(Data listing)
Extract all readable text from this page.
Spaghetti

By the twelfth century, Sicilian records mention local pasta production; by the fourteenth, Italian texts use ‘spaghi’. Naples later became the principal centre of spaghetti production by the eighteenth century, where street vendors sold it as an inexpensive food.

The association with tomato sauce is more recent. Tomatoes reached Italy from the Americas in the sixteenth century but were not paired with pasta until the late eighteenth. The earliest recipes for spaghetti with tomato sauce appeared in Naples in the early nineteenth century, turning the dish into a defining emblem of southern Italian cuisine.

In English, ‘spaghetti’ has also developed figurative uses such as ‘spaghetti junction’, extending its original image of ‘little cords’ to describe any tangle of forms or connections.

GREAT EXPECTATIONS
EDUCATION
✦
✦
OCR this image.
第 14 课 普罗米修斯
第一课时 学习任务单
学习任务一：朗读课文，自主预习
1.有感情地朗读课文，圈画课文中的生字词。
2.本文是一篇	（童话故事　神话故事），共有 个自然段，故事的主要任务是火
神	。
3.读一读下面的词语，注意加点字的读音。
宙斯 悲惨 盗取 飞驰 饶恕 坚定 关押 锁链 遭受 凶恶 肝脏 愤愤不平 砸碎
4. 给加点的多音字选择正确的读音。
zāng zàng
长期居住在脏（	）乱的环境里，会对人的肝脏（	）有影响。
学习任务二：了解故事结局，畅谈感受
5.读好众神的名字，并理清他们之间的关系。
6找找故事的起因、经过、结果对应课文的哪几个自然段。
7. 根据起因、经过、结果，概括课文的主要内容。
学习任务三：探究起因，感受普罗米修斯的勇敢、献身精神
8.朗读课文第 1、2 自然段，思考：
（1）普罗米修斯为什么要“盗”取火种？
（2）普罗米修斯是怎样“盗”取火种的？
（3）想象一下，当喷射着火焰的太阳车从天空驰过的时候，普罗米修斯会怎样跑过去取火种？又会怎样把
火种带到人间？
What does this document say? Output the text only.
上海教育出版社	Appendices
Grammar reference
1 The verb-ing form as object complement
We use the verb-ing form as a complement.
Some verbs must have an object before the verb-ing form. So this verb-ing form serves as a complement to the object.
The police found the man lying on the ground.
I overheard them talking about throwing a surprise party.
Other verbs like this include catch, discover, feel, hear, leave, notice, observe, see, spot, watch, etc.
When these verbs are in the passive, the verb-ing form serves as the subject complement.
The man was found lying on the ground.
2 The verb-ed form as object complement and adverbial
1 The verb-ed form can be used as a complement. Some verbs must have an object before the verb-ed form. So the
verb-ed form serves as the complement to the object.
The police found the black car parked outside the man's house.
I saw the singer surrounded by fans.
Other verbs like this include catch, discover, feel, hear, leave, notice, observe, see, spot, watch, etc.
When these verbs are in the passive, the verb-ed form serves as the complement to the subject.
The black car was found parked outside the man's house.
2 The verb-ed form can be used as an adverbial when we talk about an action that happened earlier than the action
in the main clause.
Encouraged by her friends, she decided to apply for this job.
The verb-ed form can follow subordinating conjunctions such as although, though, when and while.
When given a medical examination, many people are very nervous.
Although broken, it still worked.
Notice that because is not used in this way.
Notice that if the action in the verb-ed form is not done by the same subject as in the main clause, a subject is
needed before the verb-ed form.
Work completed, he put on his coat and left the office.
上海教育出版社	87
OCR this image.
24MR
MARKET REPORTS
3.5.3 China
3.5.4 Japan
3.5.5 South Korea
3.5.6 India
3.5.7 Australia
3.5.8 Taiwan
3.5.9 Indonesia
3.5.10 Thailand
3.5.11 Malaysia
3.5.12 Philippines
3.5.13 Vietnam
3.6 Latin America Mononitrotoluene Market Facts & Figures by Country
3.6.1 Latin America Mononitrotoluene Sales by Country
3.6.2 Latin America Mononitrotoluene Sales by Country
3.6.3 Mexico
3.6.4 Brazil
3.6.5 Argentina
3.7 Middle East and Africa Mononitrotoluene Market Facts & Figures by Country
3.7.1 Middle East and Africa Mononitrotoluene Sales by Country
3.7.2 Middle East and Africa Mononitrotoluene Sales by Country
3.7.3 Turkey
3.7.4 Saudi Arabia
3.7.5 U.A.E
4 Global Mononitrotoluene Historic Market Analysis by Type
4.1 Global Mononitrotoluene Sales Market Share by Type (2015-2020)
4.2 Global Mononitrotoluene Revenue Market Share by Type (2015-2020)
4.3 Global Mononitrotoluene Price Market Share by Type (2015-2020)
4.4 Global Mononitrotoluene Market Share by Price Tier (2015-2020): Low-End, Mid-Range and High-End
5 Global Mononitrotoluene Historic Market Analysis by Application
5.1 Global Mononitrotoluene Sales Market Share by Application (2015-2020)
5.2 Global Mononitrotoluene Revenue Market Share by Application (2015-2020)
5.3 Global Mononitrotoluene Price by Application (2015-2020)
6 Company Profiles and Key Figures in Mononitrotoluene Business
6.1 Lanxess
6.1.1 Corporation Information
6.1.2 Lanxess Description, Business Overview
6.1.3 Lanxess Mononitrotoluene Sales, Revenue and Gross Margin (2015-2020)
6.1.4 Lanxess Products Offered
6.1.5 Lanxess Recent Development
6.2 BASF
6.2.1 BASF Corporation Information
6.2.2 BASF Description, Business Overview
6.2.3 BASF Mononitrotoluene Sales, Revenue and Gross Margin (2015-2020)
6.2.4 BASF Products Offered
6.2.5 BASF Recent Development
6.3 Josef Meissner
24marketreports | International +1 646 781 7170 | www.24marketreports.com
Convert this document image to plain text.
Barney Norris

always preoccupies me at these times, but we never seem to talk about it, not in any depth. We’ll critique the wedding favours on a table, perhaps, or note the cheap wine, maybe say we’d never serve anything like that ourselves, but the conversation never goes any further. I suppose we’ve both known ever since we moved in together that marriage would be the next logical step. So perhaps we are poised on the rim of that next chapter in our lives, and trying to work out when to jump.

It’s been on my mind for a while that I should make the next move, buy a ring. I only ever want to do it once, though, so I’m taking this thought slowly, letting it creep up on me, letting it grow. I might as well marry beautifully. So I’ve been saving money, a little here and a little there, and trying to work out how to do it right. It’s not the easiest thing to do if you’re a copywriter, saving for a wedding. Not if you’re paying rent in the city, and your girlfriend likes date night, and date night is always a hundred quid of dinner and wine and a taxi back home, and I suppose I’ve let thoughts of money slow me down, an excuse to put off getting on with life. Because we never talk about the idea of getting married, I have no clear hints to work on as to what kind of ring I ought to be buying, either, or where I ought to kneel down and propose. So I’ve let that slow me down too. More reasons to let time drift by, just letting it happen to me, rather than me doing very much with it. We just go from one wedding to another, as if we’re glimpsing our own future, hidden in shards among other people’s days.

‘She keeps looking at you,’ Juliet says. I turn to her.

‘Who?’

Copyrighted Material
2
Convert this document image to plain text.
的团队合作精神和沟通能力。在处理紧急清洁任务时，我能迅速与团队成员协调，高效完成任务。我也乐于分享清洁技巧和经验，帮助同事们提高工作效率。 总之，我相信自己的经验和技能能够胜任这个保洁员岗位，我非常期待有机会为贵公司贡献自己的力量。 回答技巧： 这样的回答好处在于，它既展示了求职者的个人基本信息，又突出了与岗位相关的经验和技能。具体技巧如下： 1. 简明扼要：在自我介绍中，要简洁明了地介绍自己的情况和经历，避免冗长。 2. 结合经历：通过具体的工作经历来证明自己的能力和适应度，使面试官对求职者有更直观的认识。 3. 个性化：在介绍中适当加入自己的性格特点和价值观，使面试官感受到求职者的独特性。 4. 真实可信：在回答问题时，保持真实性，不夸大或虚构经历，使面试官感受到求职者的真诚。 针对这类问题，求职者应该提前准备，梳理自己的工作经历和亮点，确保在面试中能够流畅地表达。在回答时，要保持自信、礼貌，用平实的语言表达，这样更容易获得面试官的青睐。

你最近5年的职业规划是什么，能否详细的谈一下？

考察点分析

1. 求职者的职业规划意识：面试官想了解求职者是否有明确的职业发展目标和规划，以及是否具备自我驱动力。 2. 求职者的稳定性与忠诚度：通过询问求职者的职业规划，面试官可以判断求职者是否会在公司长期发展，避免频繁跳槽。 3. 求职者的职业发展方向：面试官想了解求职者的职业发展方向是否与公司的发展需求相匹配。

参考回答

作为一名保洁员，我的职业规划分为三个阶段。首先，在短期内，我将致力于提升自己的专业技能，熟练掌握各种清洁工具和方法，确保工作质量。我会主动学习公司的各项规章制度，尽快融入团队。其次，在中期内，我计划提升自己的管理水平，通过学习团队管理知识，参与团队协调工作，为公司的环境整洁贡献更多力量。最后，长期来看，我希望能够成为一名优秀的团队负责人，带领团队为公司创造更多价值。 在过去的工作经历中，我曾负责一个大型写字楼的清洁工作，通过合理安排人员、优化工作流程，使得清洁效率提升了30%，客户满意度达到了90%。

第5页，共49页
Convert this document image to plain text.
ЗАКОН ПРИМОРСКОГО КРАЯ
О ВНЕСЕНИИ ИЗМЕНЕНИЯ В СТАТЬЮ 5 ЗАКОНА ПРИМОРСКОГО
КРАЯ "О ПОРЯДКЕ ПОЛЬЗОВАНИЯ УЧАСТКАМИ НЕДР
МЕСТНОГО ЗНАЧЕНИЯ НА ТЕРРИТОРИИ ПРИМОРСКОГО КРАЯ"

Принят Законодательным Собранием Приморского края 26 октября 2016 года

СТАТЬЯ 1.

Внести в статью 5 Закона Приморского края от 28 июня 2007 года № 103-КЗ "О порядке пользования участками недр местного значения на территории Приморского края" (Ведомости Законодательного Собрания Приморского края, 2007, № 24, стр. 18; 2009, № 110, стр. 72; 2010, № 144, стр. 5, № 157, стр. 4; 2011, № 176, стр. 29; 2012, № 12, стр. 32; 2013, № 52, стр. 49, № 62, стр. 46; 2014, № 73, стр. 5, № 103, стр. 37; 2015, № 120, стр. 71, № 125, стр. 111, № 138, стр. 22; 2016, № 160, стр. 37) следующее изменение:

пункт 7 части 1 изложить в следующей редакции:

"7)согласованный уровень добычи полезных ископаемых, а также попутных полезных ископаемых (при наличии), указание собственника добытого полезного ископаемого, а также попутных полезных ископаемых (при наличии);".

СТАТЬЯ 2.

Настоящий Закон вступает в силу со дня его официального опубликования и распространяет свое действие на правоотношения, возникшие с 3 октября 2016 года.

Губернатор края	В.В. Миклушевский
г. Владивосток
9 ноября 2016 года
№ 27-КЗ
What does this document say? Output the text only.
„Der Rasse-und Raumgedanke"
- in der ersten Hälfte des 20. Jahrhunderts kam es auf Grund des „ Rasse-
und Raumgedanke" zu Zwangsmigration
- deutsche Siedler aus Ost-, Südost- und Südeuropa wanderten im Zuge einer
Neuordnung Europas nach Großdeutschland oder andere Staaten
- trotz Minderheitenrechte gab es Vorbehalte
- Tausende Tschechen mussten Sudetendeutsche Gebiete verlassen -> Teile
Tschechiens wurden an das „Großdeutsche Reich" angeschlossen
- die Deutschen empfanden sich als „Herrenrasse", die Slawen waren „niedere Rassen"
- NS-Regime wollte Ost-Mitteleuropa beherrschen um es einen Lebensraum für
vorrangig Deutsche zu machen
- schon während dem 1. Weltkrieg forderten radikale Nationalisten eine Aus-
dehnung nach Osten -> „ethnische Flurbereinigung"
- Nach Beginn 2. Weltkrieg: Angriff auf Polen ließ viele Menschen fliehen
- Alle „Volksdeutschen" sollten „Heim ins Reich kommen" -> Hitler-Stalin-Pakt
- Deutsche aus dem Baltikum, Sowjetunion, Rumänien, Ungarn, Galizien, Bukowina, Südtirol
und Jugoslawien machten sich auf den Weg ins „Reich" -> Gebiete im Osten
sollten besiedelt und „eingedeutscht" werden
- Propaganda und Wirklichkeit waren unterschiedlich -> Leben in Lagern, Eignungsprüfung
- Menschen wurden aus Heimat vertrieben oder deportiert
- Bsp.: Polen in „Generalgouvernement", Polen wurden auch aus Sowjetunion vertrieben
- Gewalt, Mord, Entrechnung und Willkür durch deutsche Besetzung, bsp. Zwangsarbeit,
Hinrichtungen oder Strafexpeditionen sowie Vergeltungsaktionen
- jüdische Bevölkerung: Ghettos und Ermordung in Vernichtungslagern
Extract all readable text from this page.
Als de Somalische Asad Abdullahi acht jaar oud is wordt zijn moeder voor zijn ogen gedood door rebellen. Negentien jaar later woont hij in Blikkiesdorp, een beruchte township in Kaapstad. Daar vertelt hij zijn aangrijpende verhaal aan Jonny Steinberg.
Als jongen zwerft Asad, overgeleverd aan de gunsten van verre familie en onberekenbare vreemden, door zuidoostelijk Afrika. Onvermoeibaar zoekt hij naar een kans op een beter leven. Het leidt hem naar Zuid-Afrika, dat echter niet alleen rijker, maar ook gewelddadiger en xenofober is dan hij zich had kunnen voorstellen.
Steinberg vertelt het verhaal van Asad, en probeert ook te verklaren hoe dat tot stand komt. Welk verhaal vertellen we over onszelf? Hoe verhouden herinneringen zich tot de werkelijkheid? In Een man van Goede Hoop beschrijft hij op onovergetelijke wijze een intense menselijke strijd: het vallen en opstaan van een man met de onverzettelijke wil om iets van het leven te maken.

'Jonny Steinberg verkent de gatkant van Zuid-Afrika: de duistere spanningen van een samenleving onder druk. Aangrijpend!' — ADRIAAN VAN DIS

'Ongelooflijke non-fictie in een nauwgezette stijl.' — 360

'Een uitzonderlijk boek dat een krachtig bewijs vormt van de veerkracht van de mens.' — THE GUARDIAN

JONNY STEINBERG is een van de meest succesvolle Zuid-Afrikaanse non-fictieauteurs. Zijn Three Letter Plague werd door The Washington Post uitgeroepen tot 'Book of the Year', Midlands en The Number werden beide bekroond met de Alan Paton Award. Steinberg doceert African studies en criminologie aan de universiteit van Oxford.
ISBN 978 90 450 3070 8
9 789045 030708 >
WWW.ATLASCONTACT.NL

Problem to solve | Copy all lines of the listing above that contain the string "century".

Response |
By the twelfth century, Sicilian records mention local pasta production; by the fourteenth, Italian texts use ‘spaghi’. Naples later became the principal centre of spaghetti production by the eighteenth century, where street vendors sold it as an inexpensive food.
The association with tomato sauce is more recent. Tomatoes reached Italy from the Americas in the sixteenth century but were not paired with pasta until the late eighteenth. The earliest recipes for spaghetti with tomato sauce appeared in Naples in the early nineteenth century, turning the dish into a defining emblem of southern Italian cuisine.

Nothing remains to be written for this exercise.